▶ **Directions for this task**: Your task is to gather the lines below that hold the string "Industry".

::::::::

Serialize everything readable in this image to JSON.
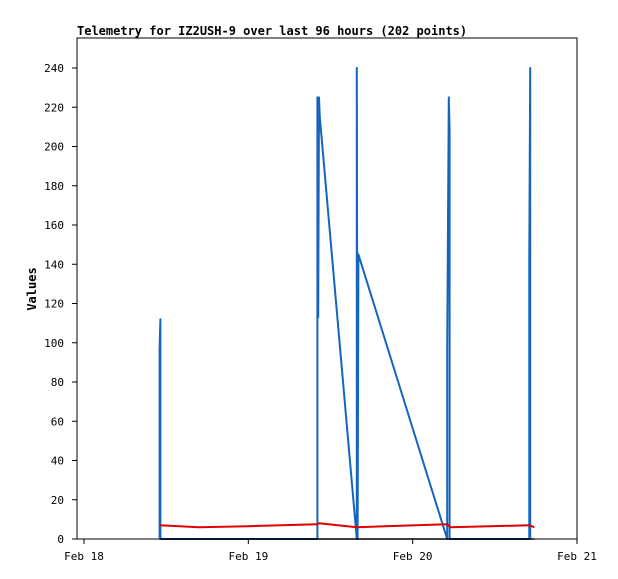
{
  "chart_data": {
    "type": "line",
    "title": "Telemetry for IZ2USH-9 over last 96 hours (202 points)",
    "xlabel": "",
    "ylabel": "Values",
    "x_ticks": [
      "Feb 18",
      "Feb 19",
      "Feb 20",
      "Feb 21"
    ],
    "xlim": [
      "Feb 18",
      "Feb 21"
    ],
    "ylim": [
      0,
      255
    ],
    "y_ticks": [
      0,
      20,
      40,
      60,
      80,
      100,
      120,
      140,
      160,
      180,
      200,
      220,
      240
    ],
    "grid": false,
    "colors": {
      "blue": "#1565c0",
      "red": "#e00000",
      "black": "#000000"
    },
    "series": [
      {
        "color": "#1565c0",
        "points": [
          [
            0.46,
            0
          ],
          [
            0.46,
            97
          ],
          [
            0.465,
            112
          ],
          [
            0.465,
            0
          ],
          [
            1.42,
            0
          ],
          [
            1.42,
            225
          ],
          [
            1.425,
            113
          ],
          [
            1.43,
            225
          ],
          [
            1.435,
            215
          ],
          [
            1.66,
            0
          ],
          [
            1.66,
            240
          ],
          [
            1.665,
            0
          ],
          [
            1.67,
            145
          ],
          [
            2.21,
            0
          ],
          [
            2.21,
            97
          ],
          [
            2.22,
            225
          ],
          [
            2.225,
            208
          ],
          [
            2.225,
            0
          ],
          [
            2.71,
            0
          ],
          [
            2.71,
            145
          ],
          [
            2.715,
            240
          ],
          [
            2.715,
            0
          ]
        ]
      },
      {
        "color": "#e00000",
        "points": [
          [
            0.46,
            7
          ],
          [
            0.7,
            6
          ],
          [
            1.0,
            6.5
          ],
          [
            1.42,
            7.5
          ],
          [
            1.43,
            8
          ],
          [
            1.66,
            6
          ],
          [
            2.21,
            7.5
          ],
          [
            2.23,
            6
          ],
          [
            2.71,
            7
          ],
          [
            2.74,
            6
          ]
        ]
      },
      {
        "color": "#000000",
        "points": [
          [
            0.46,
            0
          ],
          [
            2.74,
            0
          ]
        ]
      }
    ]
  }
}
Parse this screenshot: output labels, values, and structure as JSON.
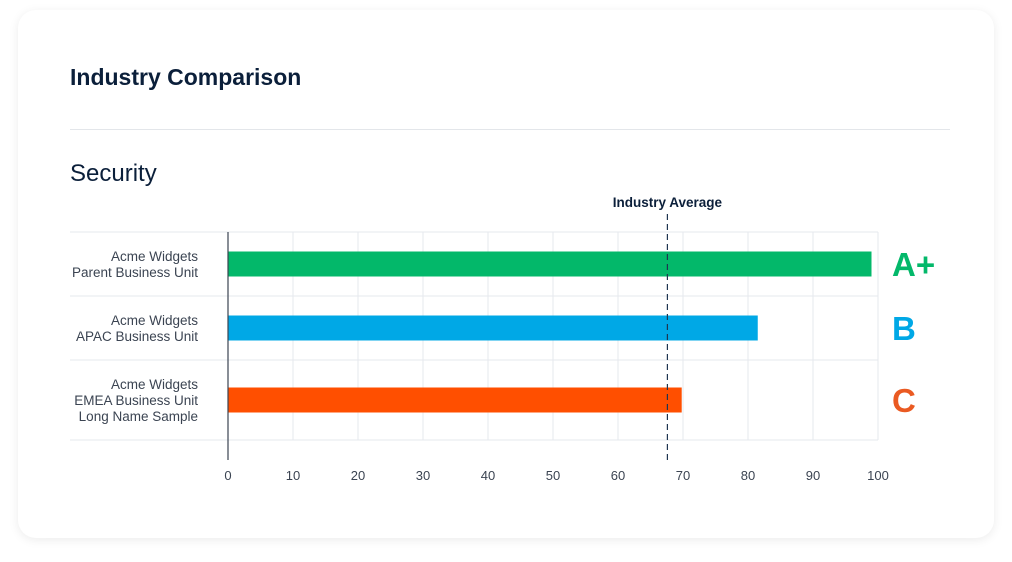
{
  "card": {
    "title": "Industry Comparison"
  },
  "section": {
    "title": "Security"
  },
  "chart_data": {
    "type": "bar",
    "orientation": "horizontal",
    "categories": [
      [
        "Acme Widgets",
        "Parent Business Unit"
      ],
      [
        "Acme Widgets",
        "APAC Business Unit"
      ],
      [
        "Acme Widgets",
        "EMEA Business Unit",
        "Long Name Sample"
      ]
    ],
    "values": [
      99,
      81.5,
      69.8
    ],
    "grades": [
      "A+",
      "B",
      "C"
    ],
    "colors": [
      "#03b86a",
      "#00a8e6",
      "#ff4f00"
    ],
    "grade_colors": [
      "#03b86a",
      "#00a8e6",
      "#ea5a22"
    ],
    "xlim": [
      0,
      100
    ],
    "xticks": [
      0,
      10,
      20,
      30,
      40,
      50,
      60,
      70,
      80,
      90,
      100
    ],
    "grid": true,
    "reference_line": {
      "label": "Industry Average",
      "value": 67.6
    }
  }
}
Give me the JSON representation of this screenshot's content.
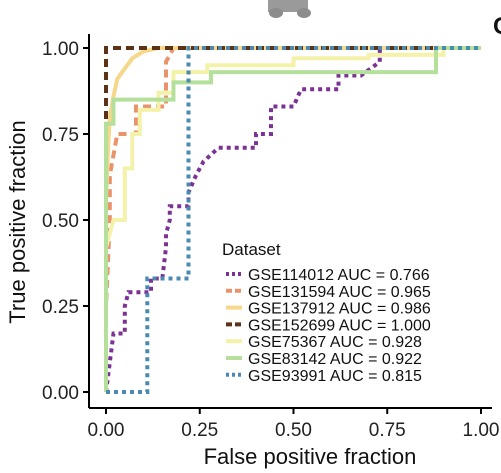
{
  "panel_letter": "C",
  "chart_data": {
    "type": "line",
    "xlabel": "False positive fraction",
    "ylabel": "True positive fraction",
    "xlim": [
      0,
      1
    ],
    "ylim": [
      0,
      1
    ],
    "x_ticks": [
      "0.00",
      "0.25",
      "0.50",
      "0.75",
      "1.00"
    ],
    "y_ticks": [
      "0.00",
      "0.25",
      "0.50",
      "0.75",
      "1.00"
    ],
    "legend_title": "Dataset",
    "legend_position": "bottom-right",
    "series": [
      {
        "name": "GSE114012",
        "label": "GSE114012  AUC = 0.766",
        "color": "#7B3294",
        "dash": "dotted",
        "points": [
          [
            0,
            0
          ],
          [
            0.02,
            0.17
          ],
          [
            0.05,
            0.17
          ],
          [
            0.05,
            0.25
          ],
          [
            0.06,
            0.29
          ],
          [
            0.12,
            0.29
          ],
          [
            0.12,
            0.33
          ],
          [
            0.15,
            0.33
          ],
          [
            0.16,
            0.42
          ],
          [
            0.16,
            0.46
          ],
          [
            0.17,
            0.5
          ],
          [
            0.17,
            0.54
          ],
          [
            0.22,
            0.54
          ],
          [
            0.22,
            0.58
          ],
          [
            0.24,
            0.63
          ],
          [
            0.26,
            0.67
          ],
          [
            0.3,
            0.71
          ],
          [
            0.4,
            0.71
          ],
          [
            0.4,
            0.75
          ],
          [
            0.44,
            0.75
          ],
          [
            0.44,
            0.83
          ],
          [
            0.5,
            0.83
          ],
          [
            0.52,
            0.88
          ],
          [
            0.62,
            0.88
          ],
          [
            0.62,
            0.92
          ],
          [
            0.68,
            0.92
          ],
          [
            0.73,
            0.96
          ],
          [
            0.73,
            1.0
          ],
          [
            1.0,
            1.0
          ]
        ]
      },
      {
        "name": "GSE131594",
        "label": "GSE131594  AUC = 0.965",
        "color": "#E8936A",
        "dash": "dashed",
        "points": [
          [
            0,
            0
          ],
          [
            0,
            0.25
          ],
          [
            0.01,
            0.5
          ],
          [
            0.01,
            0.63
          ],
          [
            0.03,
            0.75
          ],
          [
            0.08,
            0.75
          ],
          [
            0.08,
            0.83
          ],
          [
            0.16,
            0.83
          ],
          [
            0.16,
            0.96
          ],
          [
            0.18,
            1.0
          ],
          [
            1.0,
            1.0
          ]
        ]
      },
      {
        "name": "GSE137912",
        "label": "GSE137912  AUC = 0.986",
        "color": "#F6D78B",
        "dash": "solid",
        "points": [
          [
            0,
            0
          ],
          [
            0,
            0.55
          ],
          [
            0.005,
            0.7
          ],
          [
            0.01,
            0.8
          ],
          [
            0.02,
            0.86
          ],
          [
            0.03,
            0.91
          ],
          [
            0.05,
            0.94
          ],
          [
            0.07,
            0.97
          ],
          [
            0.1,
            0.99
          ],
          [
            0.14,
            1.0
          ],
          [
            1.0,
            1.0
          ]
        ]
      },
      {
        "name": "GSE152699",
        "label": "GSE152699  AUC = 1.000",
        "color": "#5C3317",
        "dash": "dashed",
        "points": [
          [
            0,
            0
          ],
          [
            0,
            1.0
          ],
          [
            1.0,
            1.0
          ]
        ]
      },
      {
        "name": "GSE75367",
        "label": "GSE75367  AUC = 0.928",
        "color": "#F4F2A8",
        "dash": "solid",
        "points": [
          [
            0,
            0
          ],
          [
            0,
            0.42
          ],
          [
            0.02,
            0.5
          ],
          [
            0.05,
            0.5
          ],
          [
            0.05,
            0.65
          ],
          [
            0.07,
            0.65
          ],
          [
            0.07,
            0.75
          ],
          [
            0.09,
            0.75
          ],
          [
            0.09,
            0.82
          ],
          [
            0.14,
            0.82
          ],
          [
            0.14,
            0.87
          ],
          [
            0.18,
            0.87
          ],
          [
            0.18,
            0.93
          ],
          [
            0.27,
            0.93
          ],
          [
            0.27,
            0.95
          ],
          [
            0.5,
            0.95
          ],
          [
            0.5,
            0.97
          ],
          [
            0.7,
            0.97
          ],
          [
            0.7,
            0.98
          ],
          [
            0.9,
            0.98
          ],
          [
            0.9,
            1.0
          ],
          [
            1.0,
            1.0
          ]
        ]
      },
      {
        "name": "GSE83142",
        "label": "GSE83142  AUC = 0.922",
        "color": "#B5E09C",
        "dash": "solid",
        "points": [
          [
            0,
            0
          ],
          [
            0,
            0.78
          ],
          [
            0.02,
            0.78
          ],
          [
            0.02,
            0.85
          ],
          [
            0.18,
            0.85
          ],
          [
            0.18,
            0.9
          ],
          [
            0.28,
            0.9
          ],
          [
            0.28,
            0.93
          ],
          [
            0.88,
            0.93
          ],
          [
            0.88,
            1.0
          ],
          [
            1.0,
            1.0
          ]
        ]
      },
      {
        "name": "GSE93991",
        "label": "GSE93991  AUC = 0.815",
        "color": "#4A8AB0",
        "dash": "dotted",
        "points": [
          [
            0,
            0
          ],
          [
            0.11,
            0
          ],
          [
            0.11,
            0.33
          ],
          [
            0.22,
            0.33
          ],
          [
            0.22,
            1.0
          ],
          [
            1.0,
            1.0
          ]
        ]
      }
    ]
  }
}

::::::::

▶ **Output of the task**:
    "title": "Industry Comparison"
      "label": "Industry Average",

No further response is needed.